===== Data supplied
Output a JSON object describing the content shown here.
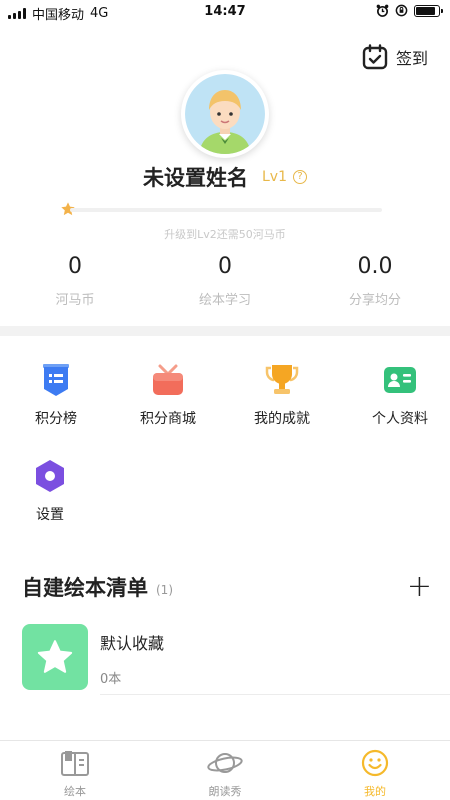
{
  "status_bar": {
    "carrier": "中国移动",
    "network": "4G",
    "time": "14:47"
  },
  "header": {
    "checkin_label": "签到"
  },
  "profile": {
    "name": "未设置姓名",
    "level": "Lv1",
    "level_help": "?",
    "progress_fraction": 0.0,
    "upgrade_tip": "升级到Lv2还需50河马币"
  },
  "stats": [
    {
      "value": "0",
      "label": "河马币"
    },
    {
      "value": "0",
      "label": "绘本学习"
    },
    {
      "value": "0.0",
      "label": "分享均分"
    }
  ],
  "menu": [
    {
      "label": "积分榜",
      "icon": "leaderboard-icon",
      "color": "#3d7bf2"
    },
    {
      "label": "积分商城",
      "icon": "gift-icon",
      "color": "#f26d5b"
    },
    {
      "label": "我的成就",
      "icon": "trophy-icon",
      "color": "#f5a623"
    },
    {
      "label": "个人资料",
      "icon": "profile-card-icon",
      "color": "#34c17b"
    },
    {
      "label": "设置",
      "icon": "settings-icon",
      "color": "#7b4fe0"
    }
  ],
  "section": {
    "title": "自建绘本清单",
    "count": "(1)",
    "add_symbol": "+"
  },
  "book_lists": [
    {
      "title": "默认收藏",
      "count": "0本",
      "cover_color": "#72e2a2"
    }
  ],
  "tabbar": [
    {
      "label": "绘本",
      "icon": "book-icon",
      "active": false
    },
    {
      "label": "朗读秀",
      "icon": "planet-icon",
      "active": false
    },
    {
      "label": "我的",
      "icon": "smiley-icon",
      "active": true
    }
  ],
  "colors": {
    "accent": "#f5b92b",
    "level": "#e8b84a",
    "band": "#f2f2f2"
  }
}
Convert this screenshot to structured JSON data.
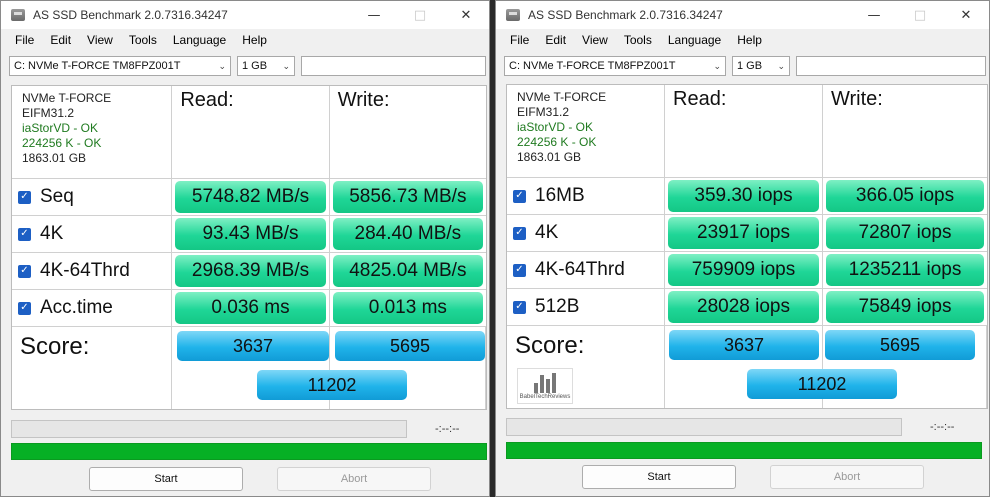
{
  "windows": [
    {
      "title": "AS SSD Benchmark 2.0.7316.34247",
      "menu": [
        "File",
        "Edit",
        "View",
        "Tools",
        "Language",
        "Help"
      ],
      "device_select": "C: NVMe T-FORCE TM8FPZ001T",
      "size_select": "1 GB",
      "drive_info": {
        "name": "NVMe T-FORCE",
        "firmware": "EIFM31.2",
        "driver": "iaStorVD - OK",
        "alignment": "224256 K - OK",
        "capacity": "1863.01 GB"
      },
      "read_header": "Read:",
      "write_header": "Write:",
      "tests": [
        {
          "label": "Seq",
          "checked": true,
          "read": "5748.82 MB/s",
          "write": "5856.73 MB/s"
        },
        {
          "label": "4K",
          "checked": true,
          "read": "93.43 MB/s",
          "write": "284.40 MB/s"
        },
        {
          "label": "4K-64Thrd",
          "checked": true,
          "read": "2968.39 MB/s",
          "write": "4825.04 MB/s"
        },
        {
          "label": "Acc.time",
          "checked": true,
          "read": "0.036 ms",
          "write": "0.013 ms"
        }
      ],
      "score_label": "Score:",
      "score_read": "3637",
      "score_write": "5695",
      "score_total": "11202",
      "time_display": "-:--:--",
      "progress": 1.0,
      "start_label": "Start",
      "abort_label": "Abort"
    },
    {
      "title": "AS SSD Benchmark 2.0.7316.34247",
      "menu": [
        "File",
        "Edit",
        "View",
        "Tools",
        "Language",
        "Help"
      ],
      "device_select": "C: NVMe T-FORCE TM8FPZ001T",
      "size_select": "1 GB",
      "drive_info": {
        "name": "NVMe T-FORCE",
        "firmware": "EIFM31.2",
        "driver": "iaStorVD - OK",
        "alignment": "224256 K - OK",
        "capacity": "1863.01 GB"
      },
      "read_header": "Read:",
      "write_header": "Write:",
      "tests": [
        {
          "label": "16MB",
          "checked": true,
          "read": "359.30 iops",
          "write": "366.05 iops"
        },
        {
          "label": "4K",
          "checked": true,
          "read": "23917 iops",
          "write": "72807 iops"
        },
        {
          "label": "4K-64Thrd",
          "checked": true,
          "read": "759909 iops",
          "write": "1235211 iops"
        },
        {
          "label": "512B",
          "checked": true,
          "read": "28028 iops",
          "write": "75849 iops"
        }
      ],
      "score_label": "Score:",
      "score_read": "3637",
      "score_write": "5695",
      "score_total": "11202",
      "logo_text": "BabelTechReviews",
      "time_display": "-:--:--",
      "progress": 1.0,
      "start_label": "Start",
      "abort_label": "Abort"
    }
  ],
  "colors": {
    "result_green": "#1fd697",
    "score_blue": "#1fb3ea",
    "progress_green": "#06b025",
    "checkbox_blue": "#1d5fc4"
  }
}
==========
**Problem statement**
Without the pictures, write out every entry precisely as it appears.

**Solution for this task**
Output a JSON object describing the content shown here.
{
  "status_bar": {
    "carrier": "中国移动",
    "network": "4G",
    "time": "14:47"
  },
  "header": {
    "checkin_label": "签到"
  },
  "profile": {
    "name": "未设置姓名",
    "level": "Lv1",
    "level_help": "?",
    "progress_fraction": 0.0,
    "upgrade_tip": "升级到Lv2还需50河马币"
  },
  "stats": [
    {
      "value": "0",
      "label": "河马币"
    },
    {
      "value": "0",
      "label": "绘本学习"
    },
    {
      "value": "0.0",
      "label": "分享均分"
    }
  ],
  "menu": [
    {
      "label": "积分榜",
      "icon": "leaderboard-icon",
      "color": "#3d7bf2"
    },
    {
      "label": "积分商城",
      "icon": "gift-icon",
      "color": "#f26d5b"
    },
    {
      "label": "我的成就",
      "icon": "trophy-icon",
      "color": "#f5a623"
    },
    {
      "label": "个人资料",
      "icon": "profile-card-icon",
      "color": "#34c17b"
    },
    {
      "label": "设置",
      "icon": "settings-icon",
      "color": "#7b4fe0"
    }
  ],
  "section": {
    "title": "自建绘本清单",
    "count": "(1)",
    "add_symbol": "+"
  },
  "book_lists": [
    {
      "title": "默认收藏",
      "count": "0本",
      "cover_color": "#72e2a2"
    }
  ],
  "tabbar": [
    {
      "label": "绘本",
      "icon": "book-icon",
      "active": false
    },
    {
      "label": "朗读秀",
      "icon": "planet-icon",
      "active": false
    },
    {
      "label": "我的",
      "icon": "smiley-icon",
      "active": true
    }
  ],
  "colors": {
    "accent": "#f5b92b",
    "level": "#e8b84a",
    "band": "#f2f2f2"
  }
}
Convert this screenshot to structured JSON data.
{
  "windows": [
    {
      "title": "AS SSD Benchmark 2.0.7316.34247",
      "menu": [
        "File",
        "Edit",
        "View",
        "Tools",
        "Language",
        "Help"
      ],
      "device_select": "C: NVMe T-FORCE TM8FPZ001T",
      "size_select": "1 GB",
      "drive_info": {
        "name": "NVMe T-FORCE",
        "firmware": "EIFM31.2",
        "driver": "iaStorVD - OK",
        "alignment": "224256 K - OK",
        "capacity": "1863.01 GB"
      },
      "read_header": "Read:",
      "write_header": "Write:",
      "tests": [
        {
          "label": "Seq",
          "checked": true,
          "read": "5748.82 MB/s",
          "write": "5856.73 MB/s"
        },
        {
          "label": "4K",
          "checked": true,
          "read": "93.43 MB/s",
          "write": "284.40 MB/s"
        },
        {
          "label": "4K-64Thrd",
          "checked": true,
          "read": "2968.39 MB/s",
          "write": "4825.04 MB/s"
        },
        {
          "label": "Acc.time",
          "checked": true,
          "read": "0.036 ms",
          "write": "0.013 ms"
        }
      ],
      "score_label": "Score:",
      "score_read": "3637",
      "score_write": "5695",
      "score_total": "11202",
      "time_display": "-:--:--",
      "progress": 1.0,
      "start_label": "Start",
      "abort_label": "Abort"
    },
    {
      "title": "AS SSD Benchmark 2.0.7316.34247",
      "menu": [
        "File",
        "Edit",
        "View",
        "Tools",
        "Language",
        "Help"
      ],
      "device_select": "C: NVMe T-FORCE TM8FPZ001T",
      "size_select": "1 GB",
      "drive_info": {
        "name": "NVMe T-FORCE",
        "firmware": "EIFM31.2",
        "driver": "iaStorVD - OK",
        "alignment": "224256 K - OK",
        "capacity": "1863.01 GB"
      },
      "read_header": "Read:",
      "write_header": "Write:",
      "tests": [
        {
          "label": "16MB",
          "checked": true,
          "read": "359.30 iops",
          "write": "366.05 iops"
        },
        {
          "label": "4K",
          "checked": true,
          "read": "23917 iops",
          "write": "72807 iops"
        },
        {
          "label": "4K-64Thrd",
          "checked": true,
          "read": "759909 iops",
          "write": "1235211 iops"
        },
        {
          "label": "512B",
          "checked": true,
          "read": "28028 iops",
          "write": "75849 iops"
        }
      ],
      "score_label": "Score:",
      "score_read": "3637",
      "score_write": "5695",
      "score_total": "11202",
      "logo_text": "BabelTechReviews",
      "time_display": "-:--:--",
      "progress": 1.0,
      "start_label": "Start",
      "abort_label": "Abort"
    }
  ],
  "colors": {
    "result_green": "#1fd697",
    "score_blue": "#1fb3ea",
    "progress_green": "#06b025",
    "checkbox_blue": "#1d5fc4"
  }
}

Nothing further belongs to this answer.